### Stored data
◆ ◆ ◆ ◆ ◆

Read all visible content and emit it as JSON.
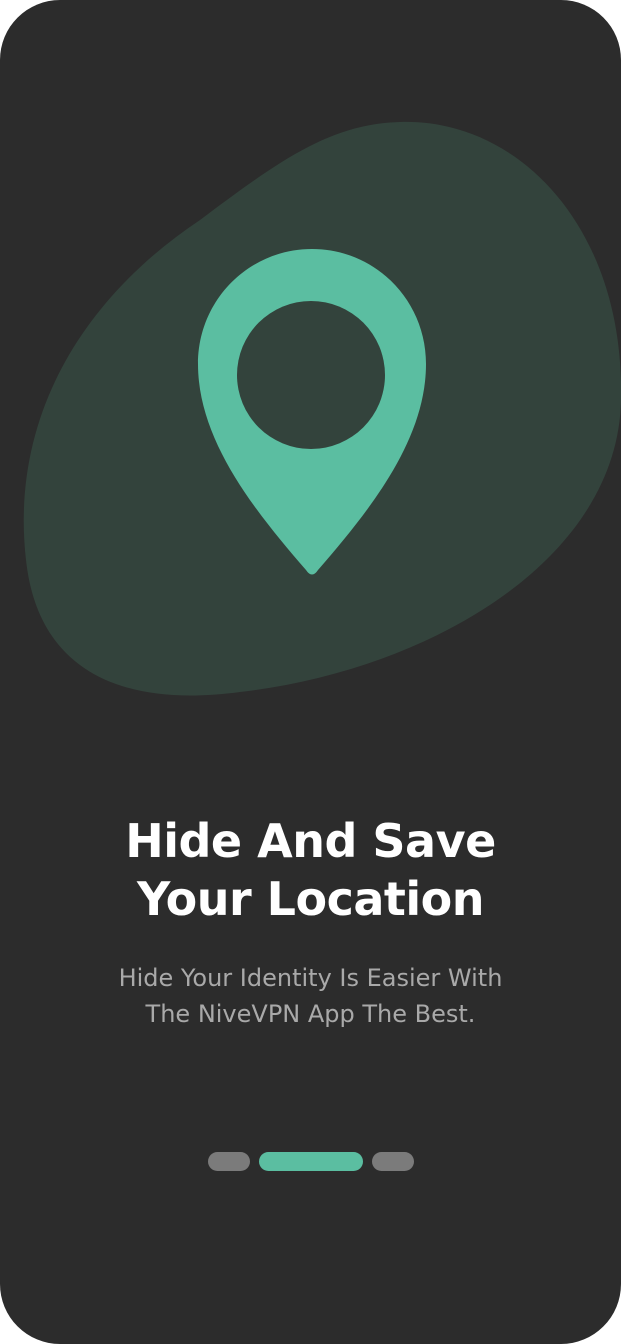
{
  "theme": {
    "background": "#2c2c2c",
    "blob": "#33433c",
    "accent": "#5bbea1",
    "title_color": "#ffffff",
    "subtitle_color": "#a9a9a9",
    "indicator_inactive": "#7b7b7b"
  },
  "hero": {
    "icon": "location-pin-icon"
  },
  "onboarding": {
    "title_line1": "Hide And Save",
    "title_line2": "Your Location",
    "subtitle_line1": "Hide Your Identity Is Easier With",
    "subtitle_line2": "The NiveVPN App The Best."
  },
  "pager": {
    "total": 3,
    "active_index": 1
  }
}
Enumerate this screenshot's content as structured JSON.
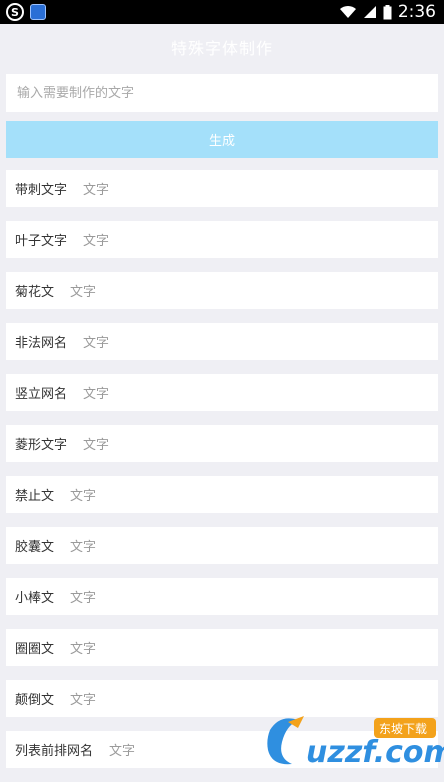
{
  "status_bar": {
    "time": "2:36",
    "icons": [
      "sogou-icon",
      "app-icon",
      "wifi-icon",
      "signal-icon",
      "battery-icon"
    ]
  },
  "header": {
    "title": "特殊字体制作"
  },
  "input": {
    "placeholder": "输入需要制作的文字",
    "value": ""
  },
  "generate_button": {
    "label": "生成"
  },
  "colors": {
    "background": "#efeff4",
    "button": "#a4e0fa",
    "item_bg": "#ffffff"
  },
  "items": [
    {
      "name": "带刺文字",
      "preview": "文字"
    },
    {
      "name": "叶子文字",
      "preview": "文字"
    },
    {
      "name": "菊花文",
      "preview": "文字"
    },
    {
      "name": "非法网名",
      "preview": "文字"
    },
    {
      "name": "竖立网名",
      "preview": "文字"
    },
    {
      "name": "菱形文字",
      "preview": "文字"
    },
    {
      "name": "禁止文",
      "preview": "文字"
    },
    {
      "name": "胶囊文",
      "preview": "文字"
    },
    {
      "name": "小棒文",
      "preview": "文字"
    },
    {
      "name": "圈圈文",
      "preview": "文字"
    },
    {
      "name": "颠倒文",
      "preview": "文字"
    },
    {
      "name": "列表前排网名",
      "preview": "文字"
    }
  ],
  "watermark": {
    "brand": "uzzf.com",
    "tag": "东坡下载"
  }
}
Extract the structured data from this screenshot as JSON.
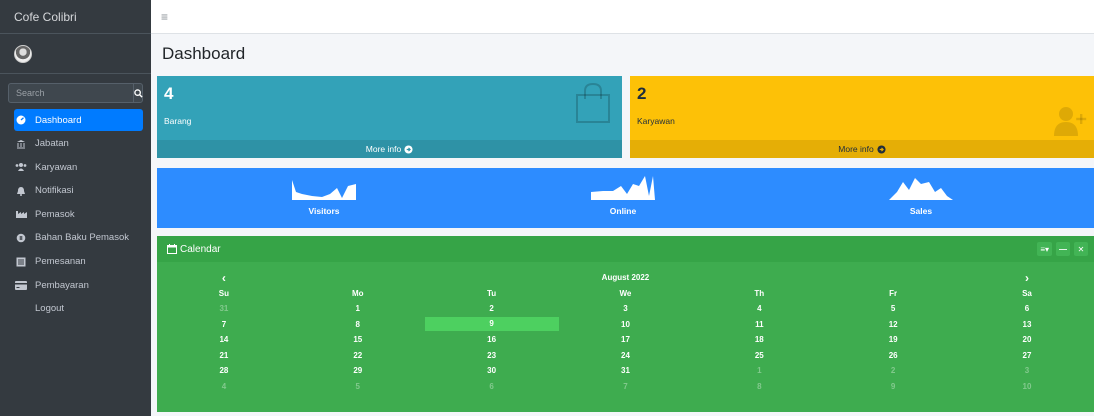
{
  "sidebar": {
    "brand": "Cofe Colibri",
    "search_placeholder": "Search",
    "items": [
      {
        "label": "Dashboard"
      },
      {
        "label": "Jabatan"
      },
      {
        "label": "Karyawan"
      },
      {
        "label": "Notifikasi"
      },
      {
        "label": "Pemasok"
      },
      {
        "label": "Bahan Baku Pemasok"
      },
      {
        "label": "Pemesanan"
      },
      {
        "label": "Pembayaran"
      },
      {
        "label": "Logout"
      }
    ]
  },
  "page": {
    "title": "Dashboard"
  },
  "boxes": [
    {
      "count": "4",
      "label": "Barang",
      "more": "More info",
      "color": "#33a2b8"
    },
    {
      "count": "2",
      "label": "Karyawan",
      "more": "More info",
      "color": "#fdc107"
    }
  ],
  "stats": [
    {
      "label": "Visitors"
    },
    {
      "label": "Online"
    },
    {
      "label": "Sales"
    }
  ],
  "calendar": {
    "title": "Calendar",
    "month": "August 2022",
    "prev": "‹",
    "next": "›",
    "weekdays": [
      "Su",
      "Mo",
      "Tu",
      "We",
      "Th",
      "Fr",
      "Sa"
    ],
    "weeks": [
      [
        "31",
        "1",
        "2",
        "3",
        "4",
        "5",
        "6"
      ],
      [
        "7",
        "8",
        "9",
        "10",
        "11",
        "12",
        "13"
      ],
      [
        "14",
        "15",
        "16",
        "17",
        "18",
        "19",
        "20"
      ],
      [
        "21",
        "22",
        "23",
        "24",
        "25",
        "26",
        "27"
      ],
      [
        "28",
        "29",
        "30",
        "31",
        "1",
        "2",
        "3"
      ],
      [
        "4",
        "5",
        "6",
        "7",
        "8",
        "9",
        "10"
      ]
    ],
    "selected": "9"
  }
}
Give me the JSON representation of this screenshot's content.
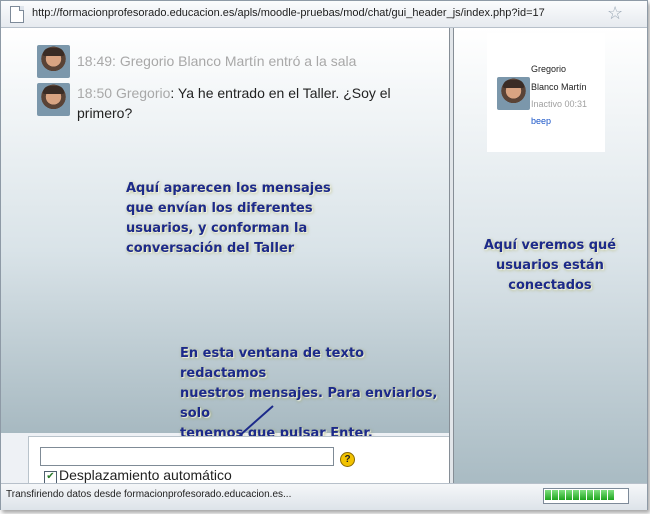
{
  "browser": {
    "url": "http://formacionprofesorado.educacion.es/apls/moodle-pruebas/mod/chat/gui_header_js/index.php?id=17",
    "status_text": "Transfiriendo datos desde formacionprofesorado.educacion.es...",
    "progress_fraction": 1.0
  },
  "messages": [
    {
      "time": "18:49:",
      "author": "",
      "text": "Gregorio Blanco Martín entró a la sala",
      "system": true
    },
    {
      "time": "18:50",
      "author": "Gregorio",
      "text_line1": ": Ya he entrado en el Taller. ¿Soy el",
      "text_line2": "primero?",
      "system": false
    }
  ],
  "annotations": {
    "chat": [
      "Aquí aparecen los mensajes",
      "que envían los diferentes",
      "usuarios, y conforman la",
      "conversación del Taller"
    ],
    "users": [
      "Aquí veremos qué",
      "usuarios están",
      "conectados"
    ],
    "input": [
      "En esta ventana de texto redactamos",
      "nuestros mensajes. Para enviarlos, solo",
      "tenemos que pulsar Enter."
    ]
  },
  "input": {
    "value": "",
    "help_glyph": "?",
    "autoscroll_label": "Desplazamiento automático",
    "autoscroll_checked": true
  },
  "users": [
    {
      "first": "Gregorio",
      "last": "Blanco Martín",
      "idle": "Inactivo 00:31",
      "action": "beep"
    }
  ],
  "colors": {
    "annotation": "#1c2a8a",
    "beep_link": "#1a55c8",
    "system_text": "#a8a8a8",
    "progress": "#1fa51f"
  },
  "icons": {
    "page": "page-icon",
    "favorite": "star-icon",
    "help": "help-icon",
    "check": "checkmark-icon"
  }
}
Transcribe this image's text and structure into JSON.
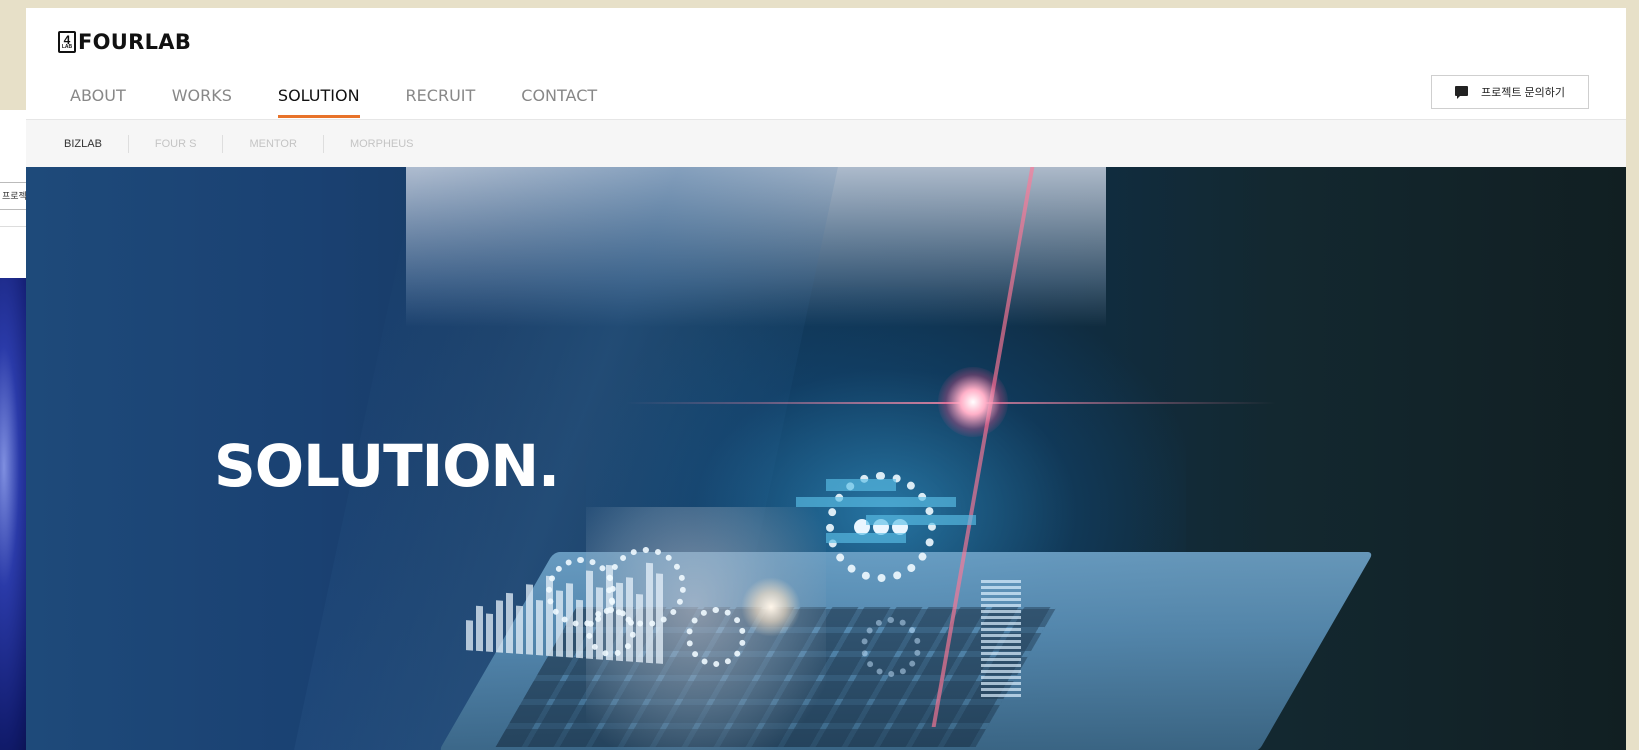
{
  "background_window": {
    "button_label": "프로젝"
  },
  "header": {
    "logo_mark": "4",
    "logo_mark_sub": "LAB",
    "logo_text": "FOURLAB",
    "nav": [
      {
        "label": "ABOUT",
        "active": false
      },
      {
        "label": "WORKS",
        "active": false
      },
      {
        "label": "SOLUTION",
        "active": true
      },
      {
        "label": "RECRUIT",
        "active": false
      },
      {
        "label": "CONTACT",
        "active": false
      }
    ],
    "inquiry_button": {
      "label": "프로젝트 문의하기",
      "icon": "chat-icon"
    }
  },
  "subnav": [
    {
      "label": "BIZLAB",
      "active": true
    },
    {
      "label": "FOUR S",
      "active": false
    },
    {
      "label": "MENTOR",
      "active": false
    },
    {
      "label": "MORPHEUS",
      "active": false
    }
  ],
  "hero": {
    "title": "SOLUTION."
  },
  "colors": {
    "accent": "#e8732a",
    "page_bg": "#e7e0c8"
  }
}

◆ ◆ ◆ ◆ ◆

### Goal
Copy each line of the data above that holds "true".

### The answer
      "system": true
    "autoscroll_checked": true
        "active": true
      "active": true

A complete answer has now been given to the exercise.